__Exercise__:
Copy out each line that has "this" in it.

__Extracted data__:

>>>>

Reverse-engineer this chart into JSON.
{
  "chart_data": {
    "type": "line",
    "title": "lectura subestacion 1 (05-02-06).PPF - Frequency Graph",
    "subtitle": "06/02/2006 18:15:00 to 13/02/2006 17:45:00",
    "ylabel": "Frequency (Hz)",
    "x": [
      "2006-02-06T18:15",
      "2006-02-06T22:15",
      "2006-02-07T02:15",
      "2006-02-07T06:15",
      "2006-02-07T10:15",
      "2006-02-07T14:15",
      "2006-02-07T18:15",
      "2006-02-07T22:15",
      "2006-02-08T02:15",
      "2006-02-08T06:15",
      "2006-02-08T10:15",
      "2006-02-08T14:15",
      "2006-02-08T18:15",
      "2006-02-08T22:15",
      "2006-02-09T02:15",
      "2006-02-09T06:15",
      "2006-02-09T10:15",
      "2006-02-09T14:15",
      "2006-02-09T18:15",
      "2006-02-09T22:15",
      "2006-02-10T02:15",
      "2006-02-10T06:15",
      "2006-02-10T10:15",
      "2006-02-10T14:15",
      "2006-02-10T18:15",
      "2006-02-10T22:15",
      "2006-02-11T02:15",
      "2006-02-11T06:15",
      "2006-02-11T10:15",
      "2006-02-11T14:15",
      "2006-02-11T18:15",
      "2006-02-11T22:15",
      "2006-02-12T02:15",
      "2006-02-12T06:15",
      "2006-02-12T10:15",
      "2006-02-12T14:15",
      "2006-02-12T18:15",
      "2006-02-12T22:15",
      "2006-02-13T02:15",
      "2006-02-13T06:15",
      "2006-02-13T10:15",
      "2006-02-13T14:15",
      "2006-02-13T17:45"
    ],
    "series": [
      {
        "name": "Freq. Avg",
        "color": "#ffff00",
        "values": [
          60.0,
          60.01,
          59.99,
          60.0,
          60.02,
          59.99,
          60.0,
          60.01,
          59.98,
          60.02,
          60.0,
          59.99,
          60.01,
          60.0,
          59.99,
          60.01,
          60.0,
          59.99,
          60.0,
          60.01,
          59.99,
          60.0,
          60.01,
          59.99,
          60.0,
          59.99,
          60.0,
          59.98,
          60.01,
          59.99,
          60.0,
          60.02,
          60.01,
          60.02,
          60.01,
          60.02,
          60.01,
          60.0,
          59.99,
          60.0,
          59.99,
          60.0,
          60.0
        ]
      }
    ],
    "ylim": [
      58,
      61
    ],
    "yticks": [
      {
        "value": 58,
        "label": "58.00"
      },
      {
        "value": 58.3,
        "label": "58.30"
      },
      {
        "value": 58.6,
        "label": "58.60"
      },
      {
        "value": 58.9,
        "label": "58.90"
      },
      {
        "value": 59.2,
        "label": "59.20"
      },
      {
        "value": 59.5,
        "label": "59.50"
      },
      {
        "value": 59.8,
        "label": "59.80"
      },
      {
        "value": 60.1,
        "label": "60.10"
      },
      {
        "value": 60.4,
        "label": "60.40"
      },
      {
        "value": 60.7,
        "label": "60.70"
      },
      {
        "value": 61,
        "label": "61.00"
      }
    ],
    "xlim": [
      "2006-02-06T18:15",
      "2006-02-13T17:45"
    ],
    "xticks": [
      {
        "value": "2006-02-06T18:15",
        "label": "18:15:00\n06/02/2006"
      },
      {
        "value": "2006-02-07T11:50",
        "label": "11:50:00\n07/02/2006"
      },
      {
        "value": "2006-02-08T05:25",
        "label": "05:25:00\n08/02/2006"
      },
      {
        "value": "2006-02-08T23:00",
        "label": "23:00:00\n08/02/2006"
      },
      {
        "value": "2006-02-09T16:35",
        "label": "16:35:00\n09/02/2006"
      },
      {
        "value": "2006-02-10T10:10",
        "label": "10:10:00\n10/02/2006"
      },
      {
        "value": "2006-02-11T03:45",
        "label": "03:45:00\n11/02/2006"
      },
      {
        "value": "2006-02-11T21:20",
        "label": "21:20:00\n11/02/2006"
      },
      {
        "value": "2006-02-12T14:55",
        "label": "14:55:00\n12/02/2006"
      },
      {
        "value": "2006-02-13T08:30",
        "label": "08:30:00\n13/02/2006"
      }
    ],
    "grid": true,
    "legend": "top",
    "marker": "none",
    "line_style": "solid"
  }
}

<<<<
>>>>

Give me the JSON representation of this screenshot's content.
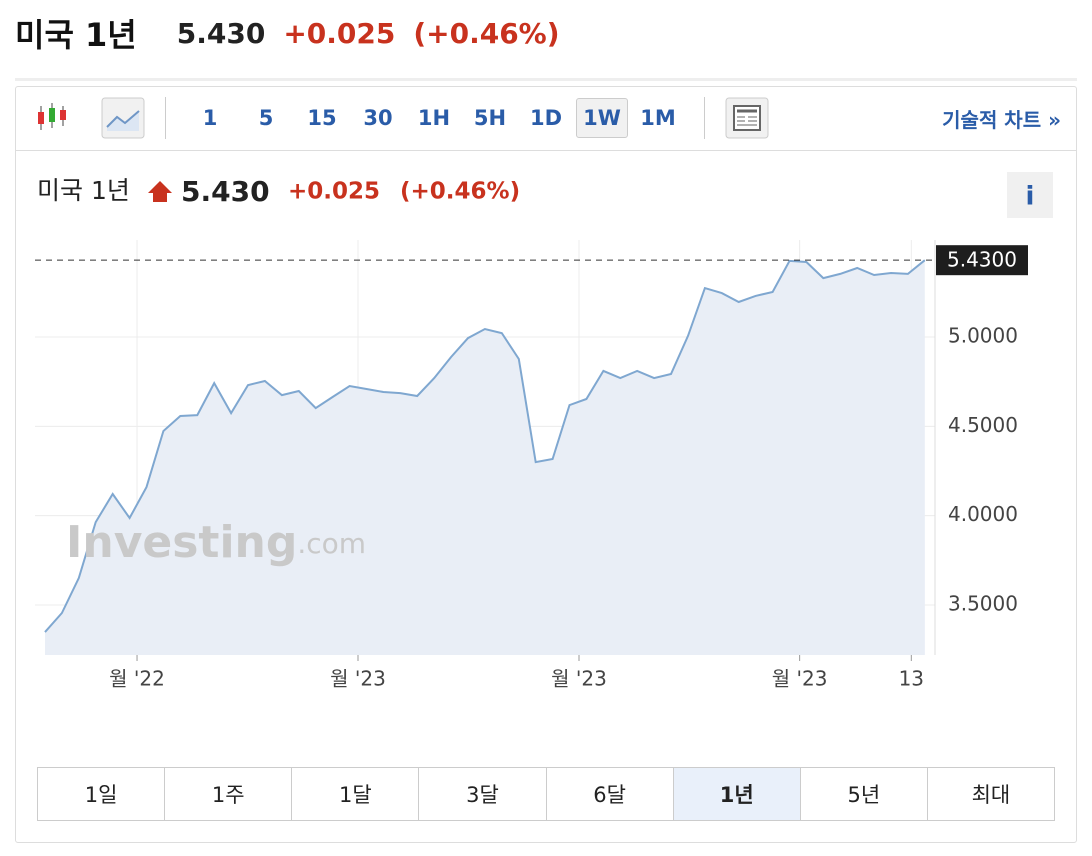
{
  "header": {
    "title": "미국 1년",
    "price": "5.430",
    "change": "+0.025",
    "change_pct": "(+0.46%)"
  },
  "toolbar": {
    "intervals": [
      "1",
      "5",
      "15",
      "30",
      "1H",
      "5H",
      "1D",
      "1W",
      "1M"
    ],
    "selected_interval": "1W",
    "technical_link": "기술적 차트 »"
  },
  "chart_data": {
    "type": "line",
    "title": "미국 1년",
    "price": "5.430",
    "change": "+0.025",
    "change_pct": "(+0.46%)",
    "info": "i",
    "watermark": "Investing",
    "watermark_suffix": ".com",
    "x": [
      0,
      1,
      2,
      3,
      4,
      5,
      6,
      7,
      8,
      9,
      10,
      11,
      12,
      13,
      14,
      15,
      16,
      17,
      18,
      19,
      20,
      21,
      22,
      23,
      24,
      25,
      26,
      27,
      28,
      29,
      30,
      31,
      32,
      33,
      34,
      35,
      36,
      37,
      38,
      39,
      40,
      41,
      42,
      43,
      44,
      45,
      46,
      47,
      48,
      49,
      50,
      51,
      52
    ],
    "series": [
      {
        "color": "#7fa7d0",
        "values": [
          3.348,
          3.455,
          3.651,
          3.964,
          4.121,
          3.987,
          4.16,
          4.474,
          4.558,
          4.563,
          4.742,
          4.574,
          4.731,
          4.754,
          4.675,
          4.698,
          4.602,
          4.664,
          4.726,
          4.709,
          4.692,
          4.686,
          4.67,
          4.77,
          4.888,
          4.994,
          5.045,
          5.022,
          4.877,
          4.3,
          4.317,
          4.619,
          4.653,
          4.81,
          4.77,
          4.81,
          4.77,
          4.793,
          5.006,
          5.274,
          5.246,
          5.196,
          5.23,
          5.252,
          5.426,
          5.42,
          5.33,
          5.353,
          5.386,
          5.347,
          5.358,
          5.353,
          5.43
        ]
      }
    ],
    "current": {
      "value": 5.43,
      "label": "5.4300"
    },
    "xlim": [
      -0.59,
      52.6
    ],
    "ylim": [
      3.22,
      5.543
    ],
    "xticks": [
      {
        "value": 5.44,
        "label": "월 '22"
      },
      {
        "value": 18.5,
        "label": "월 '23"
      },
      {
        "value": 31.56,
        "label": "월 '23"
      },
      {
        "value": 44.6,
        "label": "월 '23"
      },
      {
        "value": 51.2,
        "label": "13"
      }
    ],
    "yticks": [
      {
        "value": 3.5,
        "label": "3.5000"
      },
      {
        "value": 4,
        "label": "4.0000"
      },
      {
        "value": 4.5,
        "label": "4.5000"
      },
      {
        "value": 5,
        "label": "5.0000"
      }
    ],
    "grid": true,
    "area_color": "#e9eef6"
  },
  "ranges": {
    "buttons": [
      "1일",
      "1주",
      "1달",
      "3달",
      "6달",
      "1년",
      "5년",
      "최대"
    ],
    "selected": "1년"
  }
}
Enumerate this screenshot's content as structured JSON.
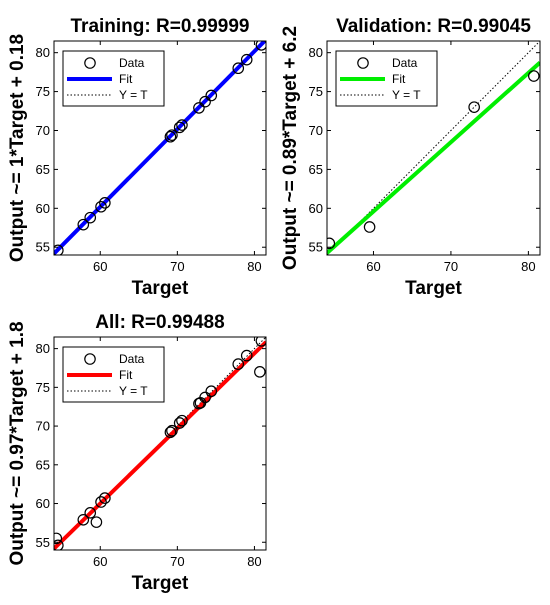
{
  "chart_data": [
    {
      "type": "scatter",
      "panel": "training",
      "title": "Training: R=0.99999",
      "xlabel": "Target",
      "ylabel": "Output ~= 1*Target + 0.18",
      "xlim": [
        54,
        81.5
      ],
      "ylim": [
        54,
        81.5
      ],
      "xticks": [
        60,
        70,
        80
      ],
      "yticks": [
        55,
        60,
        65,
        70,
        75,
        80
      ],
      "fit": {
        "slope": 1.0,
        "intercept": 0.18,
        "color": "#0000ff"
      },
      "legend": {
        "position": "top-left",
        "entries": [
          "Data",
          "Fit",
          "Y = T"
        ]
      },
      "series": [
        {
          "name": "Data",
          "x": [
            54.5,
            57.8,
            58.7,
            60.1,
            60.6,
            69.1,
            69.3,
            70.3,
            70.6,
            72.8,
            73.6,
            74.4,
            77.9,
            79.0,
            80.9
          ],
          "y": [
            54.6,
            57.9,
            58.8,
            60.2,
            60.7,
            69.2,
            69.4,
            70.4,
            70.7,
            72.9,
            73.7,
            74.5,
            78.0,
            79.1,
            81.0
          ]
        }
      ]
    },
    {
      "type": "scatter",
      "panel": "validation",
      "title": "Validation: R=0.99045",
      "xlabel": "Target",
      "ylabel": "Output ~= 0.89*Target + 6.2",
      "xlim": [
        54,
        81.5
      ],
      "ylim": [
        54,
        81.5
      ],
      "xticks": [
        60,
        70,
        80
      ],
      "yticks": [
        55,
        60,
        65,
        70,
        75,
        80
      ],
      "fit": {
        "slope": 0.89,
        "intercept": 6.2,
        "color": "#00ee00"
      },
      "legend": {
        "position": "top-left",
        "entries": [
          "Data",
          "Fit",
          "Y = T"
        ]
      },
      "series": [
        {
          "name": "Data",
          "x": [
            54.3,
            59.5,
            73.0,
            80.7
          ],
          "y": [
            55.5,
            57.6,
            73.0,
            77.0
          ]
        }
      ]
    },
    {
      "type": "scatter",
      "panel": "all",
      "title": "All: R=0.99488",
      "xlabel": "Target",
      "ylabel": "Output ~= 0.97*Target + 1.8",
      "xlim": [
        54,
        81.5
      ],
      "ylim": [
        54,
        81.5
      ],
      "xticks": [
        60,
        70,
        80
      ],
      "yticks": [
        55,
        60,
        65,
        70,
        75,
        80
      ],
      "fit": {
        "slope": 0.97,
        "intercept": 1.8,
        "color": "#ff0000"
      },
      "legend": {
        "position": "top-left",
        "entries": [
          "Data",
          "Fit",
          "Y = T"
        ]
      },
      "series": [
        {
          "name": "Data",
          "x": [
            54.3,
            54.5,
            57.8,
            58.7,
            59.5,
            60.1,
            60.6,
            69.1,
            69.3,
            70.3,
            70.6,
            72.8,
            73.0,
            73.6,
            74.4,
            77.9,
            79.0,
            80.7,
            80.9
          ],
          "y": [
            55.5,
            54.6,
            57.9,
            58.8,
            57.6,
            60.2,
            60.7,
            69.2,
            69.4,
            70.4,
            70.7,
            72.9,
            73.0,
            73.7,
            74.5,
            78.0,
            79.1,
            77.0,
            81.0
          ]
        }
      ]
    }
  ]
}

<<<<

__Response to the task__:
Reverse-engineer this chart into JSON.
Give me the JSON representation of this screenshot's content.
Enumerate this screenshot's content as structured JSON.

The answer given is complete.